What the exercise asks:
Print out the material that follows word for word.

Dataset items
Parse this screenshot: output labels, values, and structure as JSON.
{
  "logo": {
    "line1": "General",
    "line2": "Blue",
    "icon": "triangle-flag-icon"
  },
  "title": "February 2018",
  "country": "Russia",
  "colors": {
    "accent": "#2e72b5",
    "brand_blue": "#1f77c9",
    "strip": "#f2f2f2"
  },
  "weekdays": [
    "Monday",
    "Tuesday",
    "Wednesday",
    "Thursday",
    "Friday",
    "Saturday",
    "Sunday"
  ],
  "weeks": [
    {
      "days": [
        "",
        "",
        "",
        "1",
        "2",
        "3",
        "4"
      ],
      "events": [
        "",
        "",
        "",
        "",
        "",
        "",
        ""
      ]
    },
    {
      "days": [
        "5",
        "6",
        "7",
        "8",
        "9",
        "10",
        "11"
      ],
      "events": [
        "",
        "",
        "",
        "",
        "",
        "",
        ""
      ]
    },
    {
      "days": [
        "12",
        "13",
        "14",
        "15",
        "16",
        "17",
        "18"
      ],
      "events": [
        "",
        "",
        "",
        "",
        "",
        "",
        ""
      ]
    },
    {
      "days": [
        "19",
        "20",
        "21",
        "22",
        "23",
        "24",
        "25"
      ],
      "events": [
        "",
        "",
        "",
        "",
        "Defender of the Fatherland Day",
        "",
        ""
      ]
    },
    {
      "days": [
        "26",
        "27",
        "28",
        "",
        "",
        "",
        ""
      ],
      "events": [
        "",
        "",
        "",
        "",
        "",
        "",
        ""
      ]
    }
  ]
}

Complete output:
Parse this screenshot: output labels, values, and structure as JSON.
{
  "logo": {
    "line1": "General",
    "line2": "Blue",
    "icon": "triangle-flag-icon"
  },
  "title": "February 2018",
  "country": "Russia",
  "colors": {
    "accent": "#2e72b5",
    "brand_blue": "#1f77c9",
    "strip": "#f2f2f2"
  },
  "weekdays": [
    "Monday",
    "Tuesday",
    "Wednesday",
    "Thursday",
    "Friday",
    "Saturday",
    "Sunday"
  ],
  "weeks": [
    {
      "days": [
        "",
        "",
        "",
        "1",
        "2",
        "3",
        "4"
      ],
      "events": [
        "",
        "",
        "",
        "",
        "",
        "",
        ""
      ]
    },
    {
      "days": [
        "5",
        "6",
        "7",
        "8",
        "9",
        "10",
        "11"
      ],
      "events": [
        "",
        "",
        "",
        "",
        "",
        "",
        ""
      ]
    },
    {
      "days": [
        "12",
        "13",
        "14",
        "15",
        "16",
        "17",
        "18"
      ],
      "events": [
        "",
        "",
        "",
        "",
        "",
        "",
        ""
      ]
    },
    {
      "days": [
        "19",
        "20",
        "21",
        "22",
        "23",
        "24",
        "25"
      ],
      "events": [
        "",
        "",
        "",
        "",
        "Defender of the Fatherland Day",
        "",
        ""
      ]
    },
    {
      "days": [
        "26",
        "27",
        "28",
        "",
        "",
        "",
        ""
      ],
      "events": [
        "",
        "",
        "",
        "",
        "",
        "",
        ""
      ]
    }
  ]
}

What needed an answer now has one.